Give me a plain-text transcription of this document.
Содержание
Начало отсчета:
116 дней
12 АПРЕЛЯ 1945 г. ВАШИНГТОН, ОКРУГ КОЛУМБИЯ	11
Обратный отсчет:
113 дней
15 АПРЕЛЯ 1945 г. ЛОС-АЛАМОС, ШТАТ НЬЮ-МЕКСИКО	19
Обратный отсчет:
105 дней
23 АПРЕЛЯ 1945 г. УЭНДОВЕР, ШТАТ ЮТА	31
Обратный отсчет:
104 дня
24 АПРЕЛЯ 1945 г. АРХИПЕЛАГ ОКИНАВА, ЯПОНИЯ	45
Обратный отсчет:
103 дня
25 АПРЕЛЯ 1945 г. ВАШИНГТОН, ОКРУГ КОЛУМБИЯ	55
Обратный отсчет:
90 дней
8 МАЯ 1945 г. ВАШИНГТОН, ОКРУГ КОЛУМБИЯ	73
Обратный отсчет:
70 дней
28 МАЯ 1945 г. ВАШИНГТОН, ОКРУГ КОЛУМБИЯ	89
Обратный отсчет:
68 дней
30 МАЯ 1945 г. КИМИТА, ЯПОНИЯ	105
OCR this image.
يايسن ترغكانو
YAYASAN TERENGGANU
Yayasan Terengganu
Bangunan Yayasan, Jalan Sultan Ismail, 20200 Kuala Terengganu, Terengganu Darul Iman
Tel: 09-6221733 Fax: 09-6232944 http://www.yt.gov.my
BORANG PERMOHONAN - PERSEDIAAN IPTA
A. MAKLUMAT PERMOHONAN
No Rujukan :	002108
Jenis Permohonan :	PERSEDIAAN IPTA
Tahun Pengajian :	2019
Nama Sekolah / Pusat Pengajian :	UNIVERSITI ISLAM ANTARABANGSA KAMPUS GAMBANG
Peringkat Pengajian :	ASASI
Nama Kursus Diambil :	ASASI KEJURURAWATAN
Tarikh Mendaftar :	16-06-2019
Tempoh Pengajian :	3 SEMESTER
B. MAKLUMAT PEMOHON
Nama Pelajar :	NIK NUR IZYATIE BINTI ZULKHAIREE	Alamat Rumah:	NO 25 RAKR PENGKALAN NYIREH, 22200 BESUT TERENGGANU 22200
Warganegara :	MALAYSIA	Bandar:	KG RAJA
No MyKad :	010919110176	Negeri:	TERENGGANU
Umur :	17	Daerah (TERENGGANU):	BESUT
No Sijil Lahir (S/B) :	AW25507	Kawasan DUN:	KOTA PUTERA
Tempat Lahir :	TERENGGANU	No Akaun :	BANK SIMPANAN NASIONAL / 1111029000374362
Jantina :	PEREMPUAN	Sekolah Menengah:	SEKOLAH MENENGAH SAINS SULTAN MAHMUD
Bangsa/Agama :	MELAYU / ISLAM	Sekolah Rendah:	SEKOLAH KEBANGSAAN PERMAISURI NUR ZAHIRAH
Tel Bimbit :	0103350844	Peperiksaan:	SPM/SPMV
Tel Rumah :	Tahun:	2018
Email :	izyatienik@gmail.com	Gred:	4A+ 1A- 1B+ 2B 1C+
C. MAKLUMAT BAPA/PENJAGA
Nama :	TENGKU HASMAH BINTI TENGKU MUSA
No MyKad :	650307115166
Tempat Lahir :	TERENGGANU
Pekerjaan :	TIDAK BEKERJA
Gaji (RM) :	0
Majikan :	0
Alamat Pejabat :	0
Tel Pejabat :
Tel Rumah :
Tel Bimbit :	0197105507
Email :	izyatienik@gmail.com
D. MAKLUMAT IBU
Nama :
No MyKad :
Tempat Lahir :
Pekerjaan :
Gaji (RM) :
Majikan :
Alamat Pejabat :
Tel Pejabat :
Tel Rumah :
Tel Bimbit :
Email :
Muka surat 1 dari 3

======

__Given exercise__.
Make an exact copy of all the data.

__Result below__.
Give me a plain-text transcription of this document.
Содержание
Начало отсчета:
116 дней
12 АПРЕЛЯ 1945 г. ВАШИНГТОН, ОКРУГ КОЛУМБИЯ	11
Обратный отсчет:
113 дней
15 АПРЕЛЯ 1945 г. ЛОС-АЛАМОС, ШТАТ НЬЮ-МЕКСИКО	19
Обратный отсчет:
105 дней
23 АПРЕЛЯ 1945 г. УЭНДОВЕР, ШТАТ ЮТА	31
Обратный отсчет:
104 дня
24 АПРЕЛЯ 1945 г. АРХИПЕЛАГ ОКИНАВА, ЯПОНИЯ	45
Обратный отсчет:
103 дня
25 АПРЕЛЯ 1945 г. ВАШИНГТОН, ОКРУГ КОЛУМБИЯ	55
Обратный отсчет:
90 дней
8 МАЯ 1945 г. ВАШИНГТОН, ОКРУГ КОЛУМБИЯ	73
Обратный отсчет:
70 дней
28 МАЯ 1945 г. ВАШИНГТОН, ОКРУГ КОЛУМБИЯ	89
Обратный отсчет:
68 дней
30 МАЯ 1945 г. КИМИТА, ЯПОНИЯ	105
OCR this image.
يايسن ترغكانو
YAYASAN TERENGGANU
Yayasan Terengganu
Bangunan Yayasan, Jalan Sultan Ismail, 20200 Kuala Terengganu, Terengganu Darul Iman
Tel: 09-6221733 Fax: 09-6232944 http://www.yt.gov.my
BORANG PERMOHONAN - PERSEDIAAN IPTA
A. MAKLUMAT PERMOHONAN
No Rujukan :	002108
Jenis Permohonan :	PERSEDIAAN IPTA
Tahun Pengajian :	2019
Nama Sekolah / Pusat Pengajian :	UNIVERSITI ISLAM ANTARABANGSA KAMPUS GAMBANG
Peringkat Pengajian :	ASASI
Nama Kursus Diambil :	ASASI KEJURURAWATAN
Tarikh Mendaftar :	16-06-2019
Tempoh Pengajian :	3 SEMESTER
B. MAKLUMAT PEMOHON
Nama Pelajar :	NIK NUR IZYATIE BINTI ZULKHAIREE	Alamat Rumah:	NO 25 RAKR PENGKALAN NYIREH, 22200 BESUT TERENGGANU 22200
Warganegara :	MALAYSIA	Bandar:	KG RAJA
No MyKad :	010919110176	Negeri:	TERENGGANU
Umur :	17	Daerah (TERENGGANU):	BESUT
No Sijil Lahir (S/B) :	AW25507	Kawasan DUN:	KOTA PUTERA
Tempat Lahir :	TERENGGANU	No Akaun :	BANK SIMPANAN NASIONAL / 1111029000374362
Jantina :	PEREMPUAN	Sekolah Menengah:	SEKOLAH MENENGAH SAINS SULTAN MAHMUD
Bangsa/Agama :	MELAYU / ISLAM	Sekolah Rendah:	SEKOLAH KEBANGSAAN PERMAISURI NUR ZAHIRAH
Tel Bimbit :	0103350844	Peperiksaan:	SPM/SPMV
Tel Rumah :	Tahun:	2018
Email :	izyatienik@gmail.com	Gred:	4A+ 1A- 1B+ 2B 1C+
C. MAKLUMAT BAPA/PENJAGA
Nama :	TENGKU HASMAH BINTI TENGKU MUSA
No MyKad :	650307115166
Tempat Lahir :	TERENGGANU
Pekerjaan :	TIDAK BEKERJA
Gaji (RM) :	0
Majikan :	0
Alamat Pejabat :	0
Tel Pejabat :
Tel Rumah :
Tel Bimbit :	0197105507
Email :	izyatienik@gmail.com
D. MAKLUMAT IBU
Nama :
No MyKad :
Tempat Lahir :
Pekerjaan :
Gaji (RM) :
Majikan :
Alamat Pejabat :
Tel Pejabat :
Tel Rumah :
Tel Bimbit :
Email :
Muka surat 1 dari 3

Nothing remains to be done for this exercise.